▶ **Instruction**
Where a line of the material contains the string "культуры", copy that line.

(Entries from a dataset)
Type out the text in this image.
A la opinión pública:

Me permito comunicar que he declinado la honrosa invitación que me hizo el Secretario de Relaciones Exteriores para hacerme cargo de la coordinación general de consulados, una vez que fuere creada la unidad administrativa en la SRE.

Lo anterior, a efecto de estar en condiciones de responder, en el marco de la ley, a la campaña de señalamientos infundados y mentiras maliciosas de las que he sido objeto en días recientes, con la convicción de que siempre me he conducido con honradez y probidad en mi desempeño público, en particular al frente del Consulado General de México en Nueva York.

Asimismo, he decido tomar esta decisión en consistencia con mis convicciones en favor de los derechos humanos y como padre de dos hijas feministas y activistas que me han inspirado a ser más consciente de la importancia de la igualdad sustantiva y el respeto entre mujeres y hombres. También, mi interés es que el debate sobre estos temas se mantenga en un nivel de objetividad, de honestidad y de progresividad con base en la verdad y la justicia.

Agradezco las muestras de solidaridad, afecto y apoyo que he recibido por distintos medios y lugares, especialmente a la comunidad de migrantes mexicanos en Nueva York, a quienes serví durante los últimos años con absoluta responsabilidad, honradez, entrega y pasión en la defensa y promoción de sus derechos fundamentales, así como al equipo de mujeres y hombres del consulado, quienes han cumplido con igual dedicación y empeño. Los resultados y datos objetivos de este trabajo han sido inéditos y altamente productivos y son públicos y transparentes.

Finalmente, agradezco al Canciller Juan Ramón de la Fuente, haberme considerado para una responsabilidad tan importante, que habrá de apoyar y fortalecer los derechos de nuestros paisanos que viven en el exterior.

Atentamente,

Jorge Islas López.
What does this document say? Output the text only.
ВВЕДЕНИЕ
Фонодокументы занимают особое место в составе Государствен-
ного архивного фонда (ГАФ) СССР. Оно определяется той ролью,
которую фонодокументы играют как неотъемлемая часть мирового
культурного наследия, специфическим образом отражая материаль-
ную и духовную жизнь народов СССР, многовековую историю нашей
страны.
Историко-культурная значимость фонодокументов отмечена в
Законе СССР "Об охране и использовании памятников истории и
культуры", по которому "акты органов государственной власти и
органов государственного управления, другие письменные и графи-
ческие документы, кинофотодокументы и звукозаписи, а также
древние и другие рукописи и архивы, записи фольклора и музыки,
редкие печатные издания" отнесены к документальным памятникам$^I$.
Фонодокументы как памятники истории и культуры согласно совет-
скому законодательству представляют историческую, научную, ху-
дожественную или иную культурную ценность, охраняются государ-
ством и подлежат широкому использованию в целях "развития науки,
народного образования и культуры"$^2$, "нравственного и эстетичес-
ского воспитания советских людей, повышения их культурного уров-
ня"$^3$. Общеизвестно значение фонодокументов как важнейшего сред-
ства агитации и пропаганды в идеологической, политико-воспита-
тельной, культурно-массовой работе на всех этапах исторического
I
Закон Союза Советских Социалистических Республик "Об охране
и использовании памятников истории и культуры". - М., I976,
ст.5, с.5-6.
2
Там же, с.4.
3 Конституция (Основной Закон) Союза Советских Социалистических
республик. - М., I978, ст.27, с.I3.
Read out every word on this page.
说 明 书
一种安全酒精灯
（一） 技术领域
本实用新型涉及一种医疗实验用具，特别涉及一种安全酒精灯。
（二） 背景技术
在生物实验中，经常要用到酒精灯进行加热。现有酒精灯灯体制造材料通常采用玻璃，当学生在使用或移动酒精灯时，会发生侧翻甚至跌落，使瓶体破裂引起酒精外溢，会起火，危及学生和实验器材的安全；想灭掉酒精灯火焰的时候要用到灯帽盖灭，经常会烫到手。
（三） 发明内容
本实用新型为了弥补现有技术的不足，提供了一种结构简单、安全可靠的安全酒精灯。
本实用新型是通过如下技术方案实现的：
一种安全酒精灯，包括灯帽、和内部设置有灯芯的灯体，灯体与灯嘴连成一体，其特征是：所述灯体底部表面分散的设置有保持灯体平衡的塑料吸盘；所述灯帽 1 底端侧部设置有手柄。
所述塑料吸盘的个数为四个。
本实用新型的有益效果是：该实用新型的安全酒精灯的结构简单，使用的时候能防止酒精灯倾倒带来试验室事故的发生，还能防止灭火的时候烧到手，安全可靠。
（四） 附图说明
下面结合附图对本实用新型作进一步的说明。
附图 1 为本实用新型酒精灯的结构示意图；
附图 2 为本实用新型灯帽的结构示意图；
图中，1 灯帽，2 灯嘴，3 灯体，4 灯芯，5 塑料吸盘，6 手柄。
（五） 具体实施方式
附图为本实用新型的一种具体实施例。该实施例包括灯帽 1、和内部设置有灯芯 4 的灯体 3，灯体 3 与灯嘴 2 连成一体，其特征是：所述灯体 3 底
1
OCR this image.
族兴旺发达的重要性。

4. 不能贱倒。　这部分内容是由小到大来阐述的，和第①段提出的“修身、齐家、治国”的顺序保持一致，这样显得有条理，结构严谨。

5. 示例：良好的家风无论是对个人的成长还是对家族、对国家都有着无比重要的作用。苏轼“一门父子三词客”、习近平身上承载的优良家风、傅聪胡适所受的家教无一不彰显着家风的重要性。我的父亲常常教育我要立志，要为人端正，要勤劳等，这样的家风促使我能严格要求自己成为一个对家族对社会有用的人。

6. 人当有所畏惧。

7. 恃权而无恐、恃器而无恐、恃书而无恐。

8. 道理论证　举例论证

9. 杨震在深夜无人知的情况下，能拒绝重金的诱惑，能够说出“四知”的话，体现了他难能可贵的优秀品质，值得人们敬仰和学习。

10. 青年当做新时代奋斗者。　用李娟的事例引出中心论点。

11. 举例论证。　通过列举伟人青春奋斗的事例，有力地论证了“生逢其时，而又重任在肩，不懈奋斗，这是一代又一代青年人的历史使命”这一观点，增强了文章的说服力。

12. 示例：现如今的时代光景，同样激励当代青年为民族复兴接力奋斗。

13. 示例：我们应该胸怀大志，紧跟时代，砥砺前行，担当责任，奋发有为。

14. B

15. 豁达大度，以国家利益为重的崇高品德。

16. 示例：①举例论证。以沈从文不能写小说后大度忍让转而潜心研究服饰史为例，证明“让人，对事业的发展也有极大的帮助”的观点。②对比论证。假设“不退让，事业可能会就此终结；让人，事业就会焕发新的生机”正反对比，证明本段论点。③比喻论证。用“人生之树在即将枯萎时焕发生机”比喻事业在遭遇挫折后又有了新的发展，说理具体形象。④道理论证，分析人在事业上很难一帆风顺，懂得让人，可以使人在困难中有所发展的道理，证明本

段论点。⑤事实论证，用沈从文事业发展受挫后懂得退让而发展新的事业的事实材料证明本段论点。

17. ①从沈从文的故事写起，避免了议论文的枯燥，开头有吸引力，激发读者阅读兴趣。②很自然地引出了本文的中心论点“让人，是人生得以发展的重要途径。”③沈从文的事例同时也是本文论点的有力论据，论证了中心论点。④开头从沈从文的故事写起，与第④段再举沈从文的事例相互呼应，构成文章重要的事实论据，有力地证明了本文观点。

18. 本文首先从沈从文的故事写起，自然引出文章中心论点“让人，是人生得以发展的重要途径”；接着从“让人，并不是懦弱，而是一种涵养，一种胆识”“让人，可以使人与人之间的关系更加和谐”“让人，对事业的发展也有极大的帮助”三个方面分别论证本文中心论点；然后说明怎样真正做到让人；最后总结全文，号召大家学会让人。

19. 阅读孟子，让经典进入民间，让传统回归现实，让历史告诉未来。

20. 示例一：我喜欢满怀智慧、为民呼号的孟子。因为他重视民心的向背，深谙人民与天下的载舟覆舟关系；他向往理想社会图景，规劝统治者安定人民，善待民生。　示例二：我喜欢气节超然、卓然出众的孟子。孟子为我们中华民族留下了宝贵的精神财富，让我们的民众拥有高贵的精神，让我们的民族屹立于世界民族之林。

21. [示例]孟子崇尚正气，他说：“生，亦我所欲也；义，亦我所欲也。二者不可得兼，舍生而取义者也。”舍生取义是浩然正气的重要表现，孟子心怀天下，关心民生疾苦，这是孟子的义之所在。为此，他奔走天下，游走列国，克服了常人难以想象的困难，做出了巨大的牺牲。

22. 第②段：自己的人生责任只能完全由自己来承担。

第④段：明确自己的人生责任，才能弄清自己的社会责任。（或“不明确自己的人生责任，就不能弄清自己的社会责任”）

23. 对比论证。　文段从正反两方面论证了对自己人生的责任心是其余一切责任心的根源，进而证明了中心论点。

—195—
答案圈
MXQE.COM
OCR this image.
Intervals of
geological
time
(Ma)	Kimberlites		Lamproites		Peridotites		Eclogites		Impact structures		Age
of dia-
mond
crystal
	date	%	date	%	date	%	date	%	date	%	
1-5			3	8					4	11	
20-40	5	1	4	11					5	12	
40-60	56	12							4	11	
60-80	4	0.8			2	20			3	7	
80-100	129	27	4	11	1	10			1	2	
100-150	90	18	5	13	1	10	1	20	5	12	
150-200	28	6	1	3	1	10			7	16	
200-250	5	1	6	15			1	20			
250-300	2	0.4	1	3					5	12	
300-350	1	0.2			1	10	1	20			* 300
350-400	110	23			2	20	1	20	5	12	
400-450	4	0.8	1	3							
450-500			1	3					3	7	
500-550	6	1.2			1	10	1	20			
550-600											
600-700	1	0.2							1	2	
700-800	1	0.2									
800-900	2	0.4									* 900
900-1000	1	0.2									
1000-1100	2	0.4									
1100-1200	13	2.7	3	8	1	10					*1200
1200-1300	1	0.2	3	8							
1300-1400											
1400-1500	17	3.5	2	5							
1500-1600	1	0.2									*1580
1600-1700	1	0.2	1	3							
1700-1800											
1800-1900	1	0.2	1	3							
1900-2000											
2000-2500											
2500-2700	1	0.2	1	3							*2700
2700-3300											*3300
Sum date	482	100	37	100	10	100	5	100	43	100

▶ **Answer to the task**
культуры", по которому "акты органов государственной власти и
Фонодокументы как памятники истории и культуры согласно совет-
народного образования и культуры"$^2$, "нравственного и эстетичес-
и использовании памятников истории и культуры". - М., I976,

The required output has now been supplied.